● Exercise instructions: Scan the listing and work out how many lines contain the word "Johnson". Nothing but the number should be given.

-------- Records supplied

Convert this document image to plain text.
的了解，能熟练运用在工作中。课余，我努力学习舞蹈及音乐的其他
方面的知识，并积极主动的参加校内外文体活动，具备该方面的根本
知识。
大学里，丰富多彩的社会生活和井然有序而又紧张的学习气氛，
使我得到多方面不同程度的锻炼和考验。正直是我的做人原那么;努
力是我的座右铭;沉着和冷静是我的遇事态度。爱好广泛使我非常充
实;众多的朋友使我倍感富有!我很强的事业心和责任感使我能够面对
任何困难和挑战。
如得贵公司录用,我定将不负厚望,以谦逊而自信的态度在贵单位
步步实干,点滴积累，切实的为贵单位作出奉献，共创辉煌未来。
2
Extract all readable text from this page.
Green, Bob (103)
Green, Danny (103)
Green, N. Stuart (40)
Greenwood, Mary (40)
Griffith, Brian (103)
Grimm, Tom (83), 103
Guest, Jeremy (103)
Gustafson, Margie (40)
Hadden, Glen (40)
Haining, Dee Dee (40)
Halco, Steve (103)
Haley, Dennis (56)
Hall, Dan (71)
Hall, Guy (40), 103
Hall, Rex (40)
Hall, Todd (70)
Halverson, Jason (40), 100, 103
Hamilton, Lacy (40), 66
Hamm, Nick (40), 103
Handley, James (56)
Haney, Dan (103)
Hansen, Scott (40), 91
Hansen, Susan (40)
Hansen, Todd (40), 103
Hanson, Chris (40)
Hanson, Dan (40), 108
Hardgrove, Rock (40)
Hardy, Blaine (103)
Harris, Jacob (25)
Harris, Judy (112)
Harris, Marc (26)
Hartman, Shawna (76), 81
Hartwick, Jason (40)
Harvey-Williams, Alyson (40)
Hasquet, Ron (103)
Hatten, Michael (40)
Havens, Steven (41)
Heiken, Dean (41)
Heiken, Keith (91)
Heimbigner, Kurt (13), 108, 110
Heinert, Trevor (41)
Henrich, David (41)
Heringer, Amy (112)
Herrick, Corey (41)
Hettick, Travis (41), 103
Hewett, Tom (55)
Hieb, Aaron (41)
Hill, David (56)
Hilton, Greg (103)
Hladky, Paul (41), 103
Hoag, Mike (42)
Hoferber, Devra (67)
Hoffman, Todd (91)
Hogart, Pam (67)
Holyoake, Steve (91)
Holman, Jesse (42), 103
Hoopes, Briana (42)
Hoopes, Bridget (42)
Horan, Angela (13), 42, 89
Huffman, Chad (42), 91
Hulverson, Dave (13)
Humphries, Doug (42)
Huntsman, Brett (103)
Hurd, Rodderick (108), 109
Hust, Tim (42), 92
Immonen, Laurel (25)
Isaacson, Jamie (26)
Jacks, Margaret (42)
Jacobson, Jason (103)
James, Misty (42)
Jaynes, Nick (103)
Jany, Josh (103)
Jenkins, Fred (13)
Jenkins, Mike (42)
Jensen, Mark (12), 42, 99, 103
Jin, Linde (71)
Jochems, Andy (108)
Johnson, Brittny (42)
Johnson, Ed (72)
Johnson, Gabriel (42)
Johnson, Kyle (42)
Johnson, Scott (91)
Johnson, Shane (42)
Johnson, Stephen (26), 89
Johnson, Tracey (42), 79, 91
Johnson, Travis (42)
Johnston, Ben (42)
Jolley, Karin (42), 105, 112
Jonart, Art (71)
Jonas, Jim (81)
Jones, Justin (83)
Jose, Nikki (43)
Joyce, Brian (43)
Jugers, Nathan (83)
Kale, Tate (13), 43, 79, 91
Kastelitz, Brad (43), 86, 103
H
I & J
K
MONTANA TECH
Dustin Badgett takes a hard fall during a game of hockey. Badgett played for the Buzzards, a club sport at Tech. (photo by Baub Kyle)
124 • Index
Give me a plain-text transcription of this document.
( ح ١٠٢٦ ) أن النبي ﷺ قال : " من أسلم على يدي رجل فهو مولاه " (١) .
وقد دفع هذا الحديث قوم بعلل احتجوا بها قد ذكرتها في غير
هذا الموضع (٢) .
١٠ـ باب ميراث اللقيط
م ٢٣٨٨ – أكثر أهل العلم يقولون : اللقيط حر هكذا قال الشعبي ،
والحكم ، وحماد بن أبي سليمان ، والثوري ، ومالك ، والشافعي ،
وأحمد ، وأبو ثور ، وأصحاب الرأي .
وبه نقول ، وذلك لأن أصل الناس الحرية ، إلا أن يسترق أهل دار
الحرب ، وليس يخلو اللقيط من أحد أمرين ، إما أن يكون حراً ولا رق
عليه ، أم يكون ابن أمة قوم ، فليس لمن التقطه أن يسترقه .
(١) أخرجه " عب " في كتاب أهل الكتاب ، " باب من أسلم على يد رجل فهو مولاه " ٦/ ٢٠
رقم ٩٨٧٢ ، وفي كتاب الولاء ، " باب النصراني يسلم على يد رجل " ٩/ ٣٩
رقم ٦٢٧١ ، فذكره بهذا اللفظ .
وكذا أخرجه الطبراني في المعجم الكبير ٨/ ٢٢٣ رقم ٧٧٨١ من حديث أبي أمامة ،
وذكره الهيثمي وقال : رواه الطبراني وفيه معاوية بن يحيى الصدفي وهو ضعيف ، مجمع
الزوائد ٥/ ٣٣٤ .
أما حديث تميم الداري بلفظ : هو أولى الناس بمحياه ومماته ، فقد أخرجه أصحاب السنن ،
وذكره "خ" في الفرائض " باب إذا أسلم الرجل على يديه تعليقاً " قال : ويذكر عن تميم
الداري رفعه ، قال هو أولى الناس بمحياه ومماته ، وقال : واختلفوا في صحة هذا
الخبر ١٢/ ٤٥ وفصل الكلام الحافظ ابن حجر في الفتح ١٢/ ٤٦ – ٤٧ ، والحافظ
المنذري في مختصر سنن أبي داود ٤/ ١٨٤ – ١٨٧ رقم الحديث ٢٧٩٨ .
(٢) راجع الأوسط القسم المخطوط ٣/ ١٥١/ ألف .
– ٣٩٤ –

----------------

● Solution for this task: 9